◆ DIRECTIONS FOR THIS TASK ◆
Find the string "amended" and gather every line that holds it.

[Stored dataset items]
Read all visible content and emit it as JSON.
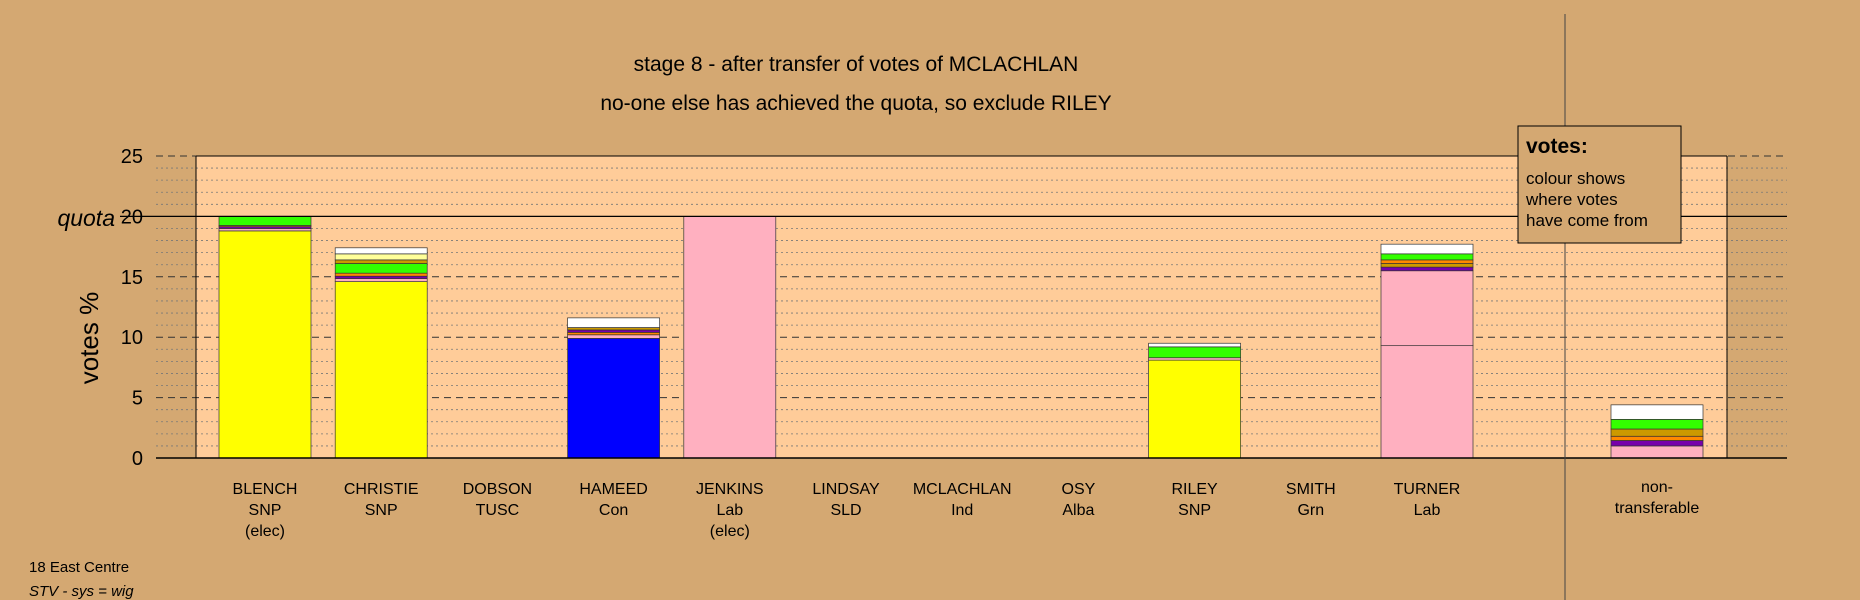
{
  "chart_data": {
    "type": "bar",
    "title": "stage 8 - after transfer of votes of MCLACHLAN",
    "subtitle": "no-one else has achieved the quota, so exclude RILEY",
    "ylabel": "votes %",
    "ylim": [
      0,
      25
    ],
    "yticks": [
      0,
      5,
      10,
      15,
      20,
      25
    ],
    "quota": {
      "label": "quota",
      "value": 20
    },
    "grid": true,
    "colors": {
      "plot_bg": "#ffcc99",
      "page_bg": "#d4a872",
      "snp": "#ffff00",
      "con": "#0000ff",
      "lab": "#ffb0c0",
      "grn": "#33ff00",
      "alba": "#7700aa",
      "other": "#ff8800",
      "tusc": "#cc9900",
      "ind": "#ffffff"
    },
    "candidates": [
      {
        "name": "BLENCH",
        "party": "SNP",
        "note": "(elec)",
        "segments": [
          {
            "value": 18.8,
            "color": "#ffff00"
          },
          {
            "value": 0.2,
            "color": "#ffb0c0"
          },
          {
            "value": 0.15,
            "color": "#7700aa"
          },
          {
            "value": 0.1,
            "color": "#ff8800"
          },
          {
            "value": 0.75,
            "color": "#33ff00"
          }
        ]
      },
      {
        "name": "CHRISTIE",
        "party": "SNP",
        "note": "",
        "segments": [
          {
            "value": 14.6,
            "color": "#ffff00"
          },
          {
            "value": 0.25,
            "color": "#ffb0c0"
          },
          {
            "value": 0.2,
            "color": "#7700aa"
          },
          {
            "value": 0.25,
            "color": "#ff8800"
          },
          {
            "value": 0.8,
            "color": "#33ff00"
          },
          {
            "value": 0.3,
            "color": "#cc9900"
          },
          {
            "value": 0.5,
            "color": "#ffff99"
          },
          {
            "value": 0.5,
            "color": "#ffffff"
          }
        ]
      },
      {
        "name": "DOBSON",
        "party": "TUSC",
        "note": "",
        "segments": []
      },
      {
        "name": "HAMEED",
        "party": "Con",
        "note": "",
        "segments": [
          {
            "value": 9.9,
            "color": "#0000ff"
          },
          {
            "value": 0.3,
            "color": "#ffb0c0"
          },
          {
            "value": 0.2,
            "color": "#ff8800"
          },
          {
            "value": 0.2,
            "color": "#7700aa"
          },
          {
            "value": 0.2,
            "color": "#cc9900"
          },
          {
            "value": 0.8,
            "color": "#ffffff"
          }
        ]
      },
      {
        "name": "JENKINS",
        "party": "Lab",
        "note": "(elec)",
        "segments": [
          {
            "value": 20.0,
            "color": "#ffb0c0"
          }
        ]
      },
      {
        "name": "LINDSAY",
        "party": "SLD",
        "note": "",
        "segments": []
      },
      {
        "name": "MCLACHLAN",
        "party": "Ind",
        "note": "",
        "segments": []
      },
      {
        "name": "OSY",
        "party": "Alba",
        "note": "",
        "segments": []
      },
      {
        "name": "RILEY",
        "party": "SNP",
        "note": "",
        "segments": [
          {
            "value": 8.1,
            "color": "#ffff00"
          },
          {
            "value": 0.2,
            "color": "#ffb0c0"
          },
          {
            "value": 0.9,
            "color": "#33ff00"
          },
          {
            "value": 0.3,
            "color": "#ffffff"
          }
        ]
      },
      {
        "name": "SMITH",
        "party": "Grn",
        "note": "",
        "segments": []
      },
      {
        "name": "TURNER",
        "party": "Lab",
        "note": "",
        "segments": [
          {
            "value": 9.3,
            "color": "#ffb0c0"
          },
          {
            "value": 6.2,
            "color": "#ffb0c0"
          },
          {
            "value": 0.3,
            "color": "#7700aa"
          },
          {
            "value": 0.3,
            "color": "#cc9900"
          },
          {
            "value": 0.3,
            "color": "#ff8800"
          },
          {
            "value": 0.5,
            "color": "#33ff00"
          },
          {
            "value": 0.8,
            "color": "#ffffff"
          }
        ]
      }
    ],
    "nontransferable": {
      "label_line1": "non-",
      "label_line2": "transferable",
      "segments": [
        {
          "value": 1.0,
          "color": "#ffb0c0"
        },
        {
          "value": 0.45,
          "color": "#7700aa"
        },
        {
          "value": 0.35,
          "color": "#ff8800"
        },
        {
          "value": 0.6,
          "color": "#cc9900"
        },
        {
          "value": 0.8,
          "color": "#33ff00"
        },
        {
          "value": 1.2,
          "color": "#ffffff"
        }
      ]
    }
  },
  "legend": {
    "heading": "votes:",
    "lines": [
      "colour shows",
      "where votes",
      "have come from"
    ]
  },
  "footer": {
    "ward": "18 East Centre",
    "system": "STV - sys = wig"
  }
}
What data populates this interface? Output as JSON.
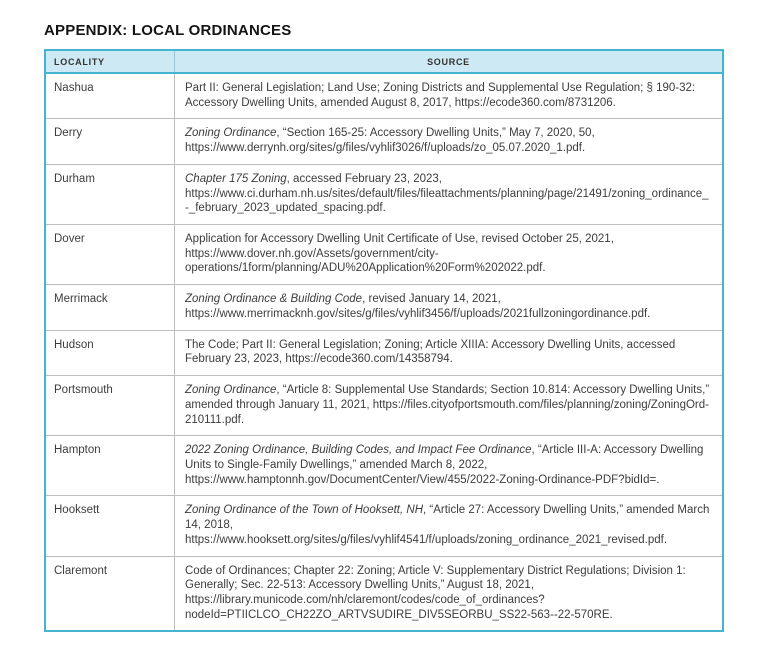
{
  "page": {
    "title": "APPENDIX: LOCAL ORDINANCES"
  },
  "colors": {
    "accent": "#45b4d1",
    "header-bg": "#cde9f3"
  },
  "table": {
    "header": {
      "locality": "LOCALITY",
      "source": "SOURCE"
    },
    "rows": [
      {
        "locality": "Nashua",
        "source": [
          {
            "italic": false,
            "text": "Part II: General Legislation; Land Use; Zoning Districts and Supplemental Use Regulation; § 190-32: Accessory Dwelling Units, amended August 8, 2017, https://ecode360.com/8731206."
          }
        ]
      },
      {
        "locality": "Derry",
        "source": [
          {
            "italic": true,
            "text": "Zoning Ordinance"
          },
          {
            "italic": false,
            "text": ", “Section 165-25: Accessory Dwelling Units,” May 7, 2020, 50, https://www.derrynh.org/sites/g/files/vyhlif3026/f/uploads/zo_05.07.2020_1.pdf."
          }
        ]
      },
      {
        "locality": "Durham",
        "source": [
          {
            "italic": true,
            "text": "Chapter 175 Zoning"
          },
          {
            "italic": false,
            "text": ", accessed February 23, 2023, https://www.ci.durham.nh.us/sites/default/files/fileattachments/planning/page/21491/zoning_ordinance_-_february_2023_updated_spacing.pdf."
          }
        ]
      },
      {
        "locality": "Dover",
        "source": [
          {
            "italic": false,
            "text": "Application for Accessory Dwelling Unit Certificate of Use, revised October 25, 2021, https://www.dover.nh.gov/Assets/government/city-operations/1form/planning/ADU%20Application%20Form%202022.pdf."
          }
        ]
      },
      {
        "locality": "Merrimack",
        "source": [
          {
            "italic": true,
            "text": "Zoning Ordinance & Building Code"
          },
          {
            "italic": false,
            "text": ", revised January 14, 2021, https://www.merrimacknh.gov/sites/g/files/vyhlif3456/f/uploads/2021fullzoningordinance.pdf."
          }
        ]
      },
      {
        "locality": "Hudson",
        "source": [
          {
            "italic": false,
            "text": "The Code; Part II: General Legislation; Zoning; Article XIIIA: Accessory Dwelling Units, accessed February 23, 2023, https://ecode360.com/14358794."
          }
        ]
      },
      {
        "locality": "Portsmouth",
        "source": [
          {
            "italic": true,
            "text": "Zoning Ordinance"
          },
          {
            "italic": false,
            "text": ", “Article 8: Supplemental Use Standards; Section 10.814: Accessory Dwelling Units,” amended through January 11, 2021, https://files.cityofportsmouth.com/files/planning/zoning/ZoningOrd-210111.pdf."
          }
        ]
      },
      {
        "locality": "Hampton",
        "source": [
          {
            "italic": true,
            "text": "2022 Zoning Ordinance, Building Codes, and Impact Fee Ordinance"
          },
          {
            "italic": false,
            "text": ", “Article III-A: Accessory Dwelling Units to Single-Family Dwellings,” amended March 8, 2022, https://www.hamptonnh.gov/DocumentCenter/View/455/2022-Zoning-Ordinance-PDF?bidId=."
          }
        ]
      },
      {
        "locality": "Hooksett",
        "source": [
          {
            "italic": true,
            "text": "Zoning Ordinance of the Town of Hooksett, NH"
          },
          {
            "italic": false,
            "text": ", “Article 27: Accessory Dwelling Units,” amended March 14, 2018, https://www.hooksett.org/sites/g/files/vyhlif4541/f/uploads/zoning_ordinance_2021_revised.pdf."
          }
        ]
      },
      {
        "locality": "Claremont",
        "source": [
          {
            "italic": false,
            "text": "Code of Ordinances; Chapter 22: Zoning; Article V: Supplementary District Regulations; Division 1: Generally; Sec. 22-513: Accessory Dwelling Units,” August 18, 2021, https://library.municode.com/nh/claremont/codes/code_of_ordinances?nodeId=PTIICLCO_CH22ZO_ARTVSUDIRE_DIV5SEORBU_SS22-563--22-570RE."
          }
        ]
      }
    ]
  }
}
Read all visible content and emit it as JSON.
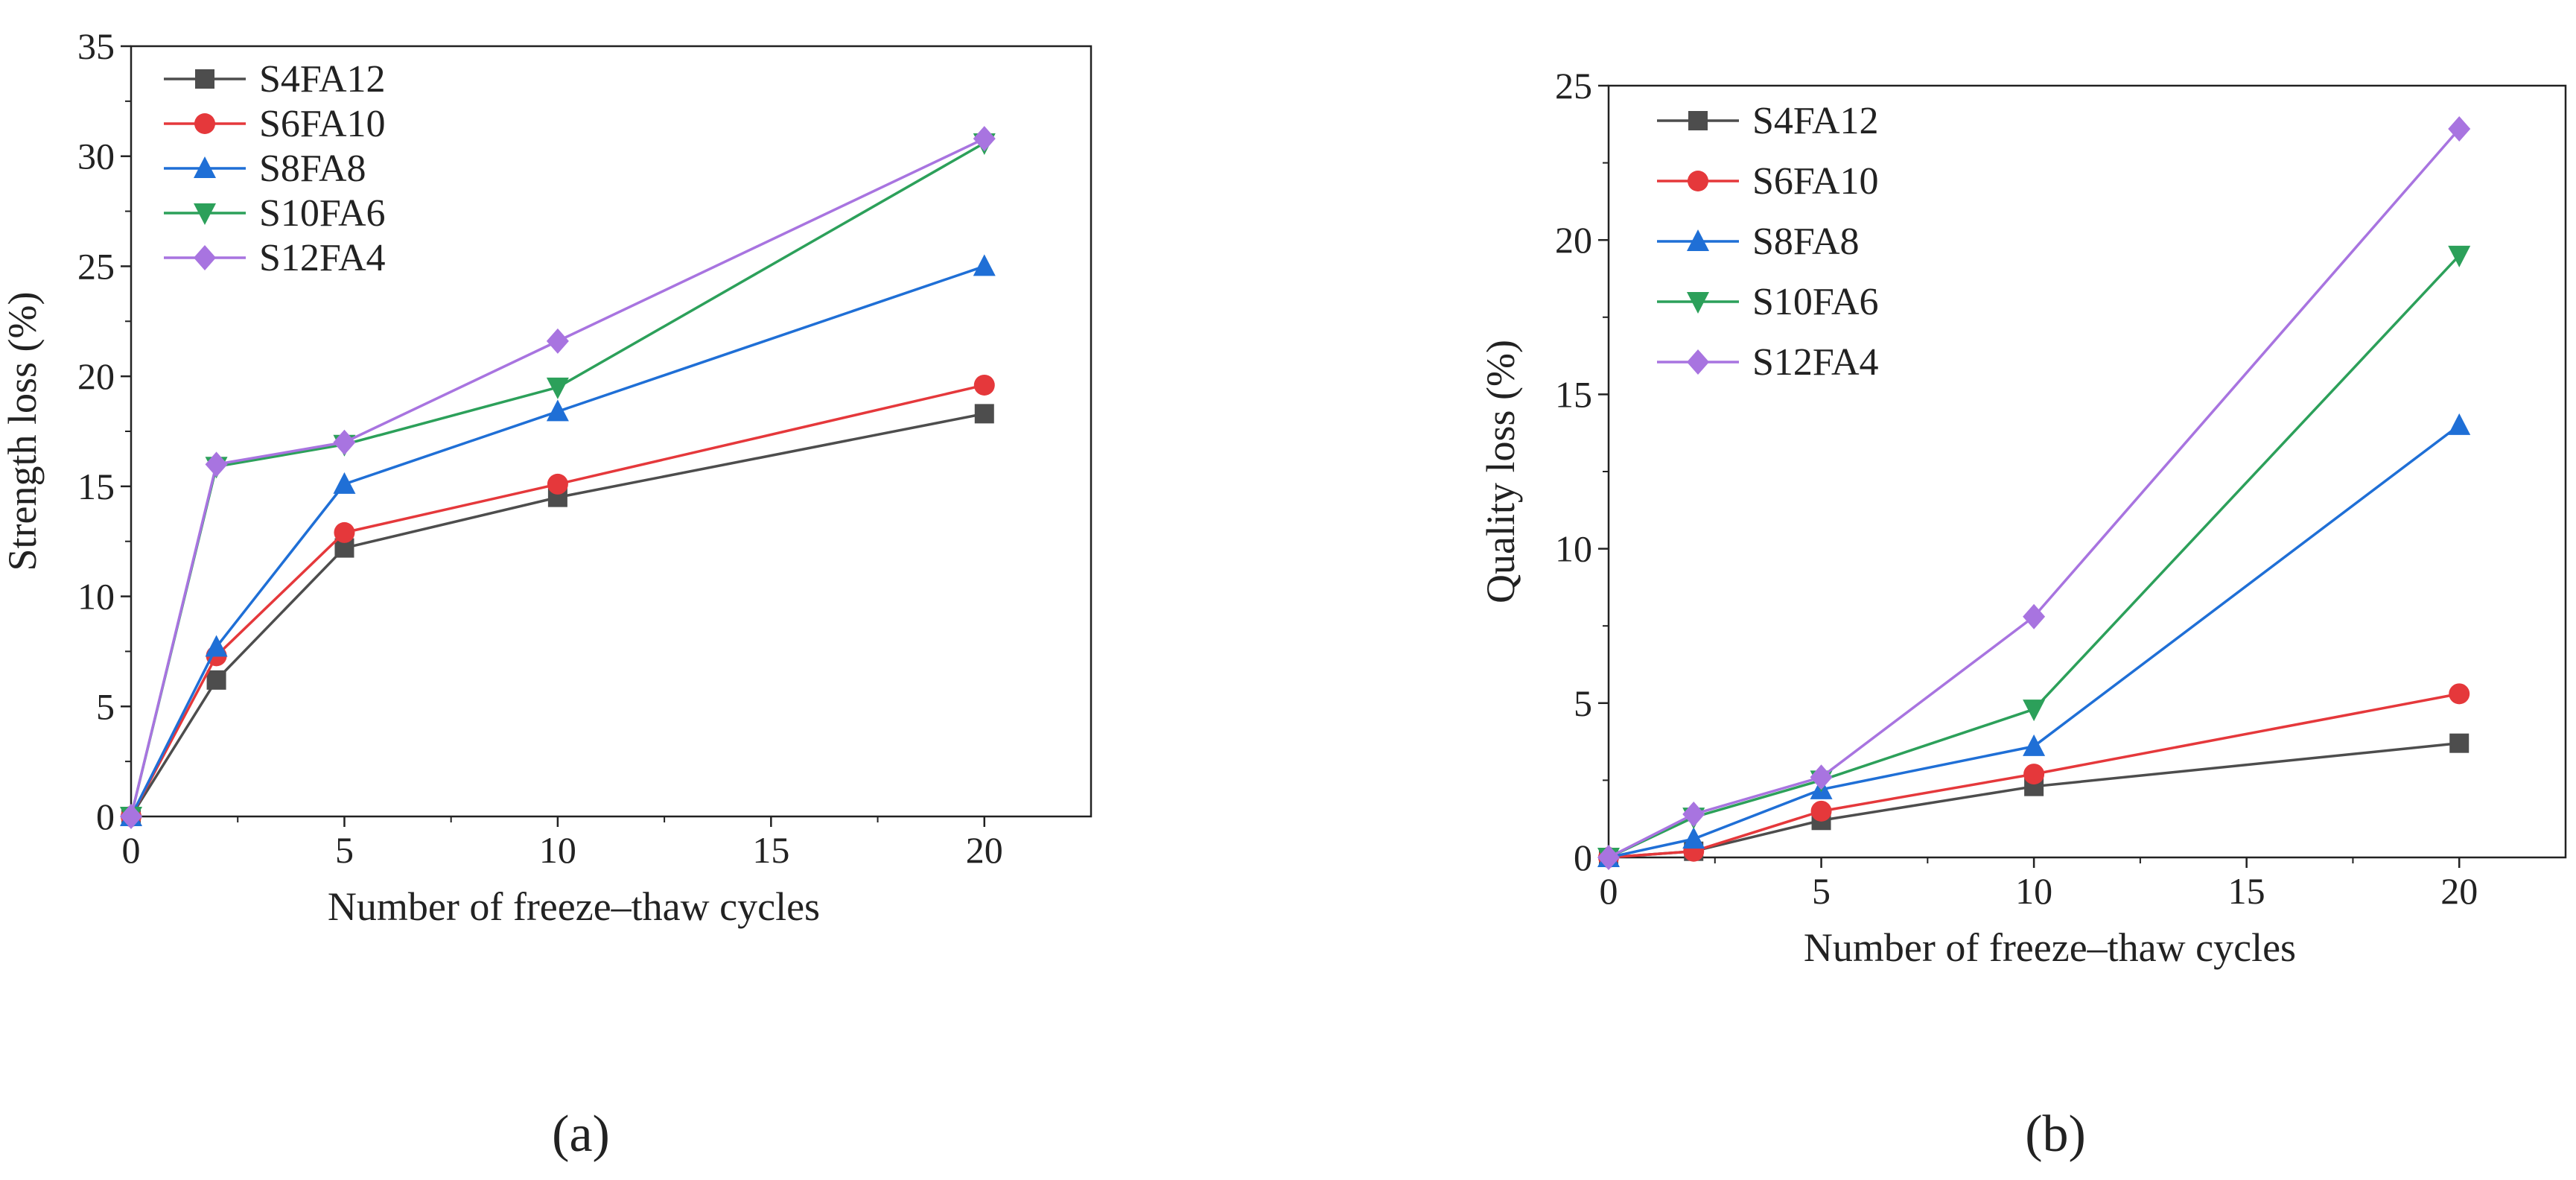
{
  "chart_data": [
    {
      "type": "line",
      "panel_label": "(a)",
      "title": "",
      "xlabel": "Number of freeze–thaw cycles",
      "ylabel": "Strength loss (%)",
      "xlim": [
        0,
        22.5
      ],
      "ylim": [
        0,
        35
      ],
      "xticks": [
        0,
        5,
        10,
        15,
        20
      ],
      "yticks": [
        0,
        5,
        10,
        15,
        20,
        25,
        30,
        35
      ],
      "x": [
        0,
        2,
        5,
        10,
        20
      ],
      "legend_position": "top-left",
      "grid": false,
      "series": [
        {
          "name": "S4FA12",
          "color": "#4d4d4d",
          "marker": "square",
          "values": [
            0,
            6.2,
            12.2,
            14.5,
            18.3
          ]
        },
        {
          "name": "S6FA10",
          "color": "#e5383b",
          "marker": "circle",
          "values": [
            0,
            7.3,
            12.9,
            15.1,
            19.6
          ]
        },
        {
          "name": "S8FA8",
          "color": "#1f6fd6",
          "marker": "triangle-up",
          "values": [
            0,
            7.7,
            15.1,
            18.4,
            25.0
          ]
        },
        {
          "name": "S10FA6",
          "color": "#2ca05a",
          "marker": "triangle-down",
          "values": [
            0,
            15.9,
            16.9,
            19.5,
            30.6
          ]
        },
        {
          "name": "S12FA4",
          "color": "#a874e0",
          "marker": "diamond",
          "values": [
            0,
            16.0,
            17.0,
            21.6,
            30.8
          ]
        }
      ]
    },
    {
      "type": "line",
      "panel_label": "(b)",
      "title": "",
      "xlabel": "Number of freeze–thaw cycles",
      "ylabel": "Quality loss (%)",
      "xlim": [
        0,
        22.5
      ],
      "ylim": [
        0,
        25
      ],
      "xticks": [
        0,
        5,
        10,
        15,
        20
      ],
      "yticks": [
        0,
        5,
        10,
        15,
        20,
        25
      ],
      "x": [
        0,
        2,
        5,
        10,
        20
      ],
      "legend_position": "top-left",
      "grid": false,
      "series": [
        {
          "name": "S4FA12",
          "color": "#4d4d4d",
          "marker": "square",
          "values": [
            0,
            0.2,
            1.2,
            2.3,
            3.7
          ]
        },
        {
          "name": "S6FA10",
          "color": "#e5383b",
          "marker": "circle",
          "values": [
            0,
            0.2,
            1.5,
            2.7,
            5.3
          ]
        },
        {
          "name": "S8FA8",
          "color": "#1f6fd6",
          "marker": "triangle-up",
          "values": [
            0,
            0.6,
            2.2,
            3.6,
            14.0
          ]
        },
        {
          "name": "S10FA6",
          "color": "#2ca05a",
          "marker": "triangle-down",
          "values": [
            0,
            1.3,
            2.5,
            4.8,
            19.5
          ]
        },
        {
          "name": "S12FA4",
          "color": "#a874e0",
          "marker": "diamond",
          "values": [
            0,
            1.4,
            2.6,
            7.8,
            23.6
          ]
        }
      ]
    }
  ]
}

◆ RESPONSE BELOW ◆
            "text": "Part II: General Legislation; Land Use; Zoning Districts and Supplemental Use Regulation; § 190-32: Accessory Dwelling Units, amended August 8, 2017, https://ecode360.com/8731206."
            "text": ", “Article 8: Supplemental Use Standards; Section 10.814: Accessory Dwelling Units,” amended through January 11, 2021, https://files.cityofportsmouth.com/files/planning/zoning/ZoningOrd-210111.pdf."
            "text": ", “Article III-A: Accessory Dwelling Units to Single-Family Dwellings,” amended March 8, 2022, https://www.hamptonnh.gov/DocumentCenter/View/455/2022-Zoning-Ordinance-PDF?bidId=."
            "text": ", “Article 27: Accessory Dwelling Units,” amended March 14, 2018, https://www.hooksett.org/sites/g/files/vyhlif4541/f/uploads/zoning_ordinance_2021_revised.pdf."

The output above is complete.